(Collected data entries)
= = = = =
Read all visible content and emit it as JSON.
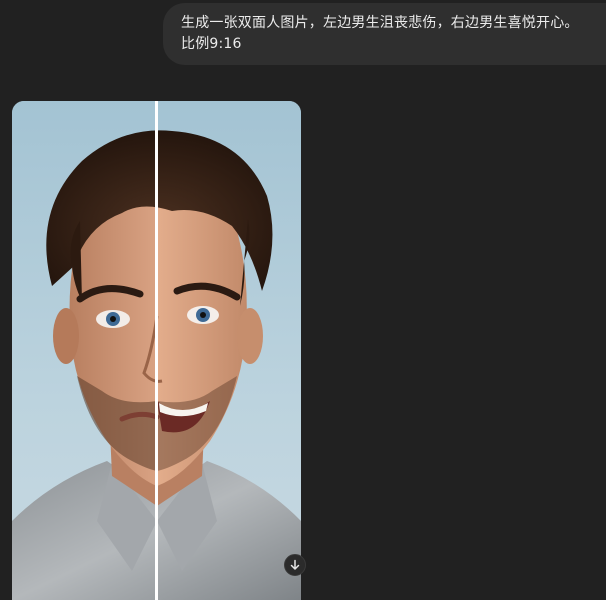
{
  "user_message": {
    "line1": "生成一张双面人图片，左边男生沮丧悲伤，右边男生喜悦开心。",
    "line2": "比例9:16"
  },
  "generated_image": {
    "subject": "split-face portrait: sad man on left, happy man on right",
    "aspect_ratio": "9:16"
  },
  "icons": {
    "download": "arrow-down-icon"
  },
  "colors": {
    "background": "#212121",
    "bubble": "#2f2f2f",
    "text": "#ececec",
    "image_sky": "#a9c4d2"
  }
}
= = = = =
THE EXERCISE:
In your copy of the records, include no pictures; repeat everything else exactly.

ANSWER TO THE TASK:
Read all visible content and emit it as JSON.
{
  "user_message": {
    "line1": "生成一张双面人图片，左边男生沮丧悲伤，右边男生喜悦开心。",
    "line2": "比例9:16"
  },
  "generated_image": {
    "subject": "split-face portrait: sad man on left, happy man on right",
    "aspect_ratio": "9:16"
  },
  "icons": {
    "download": "arrow-down-icon"
  },
  "colors": {
    "background": "#212121",
    "bubble": "#2f2f2f",
    "text": "#ececec",
    "image_sky": "#a9c4d2"
  }
}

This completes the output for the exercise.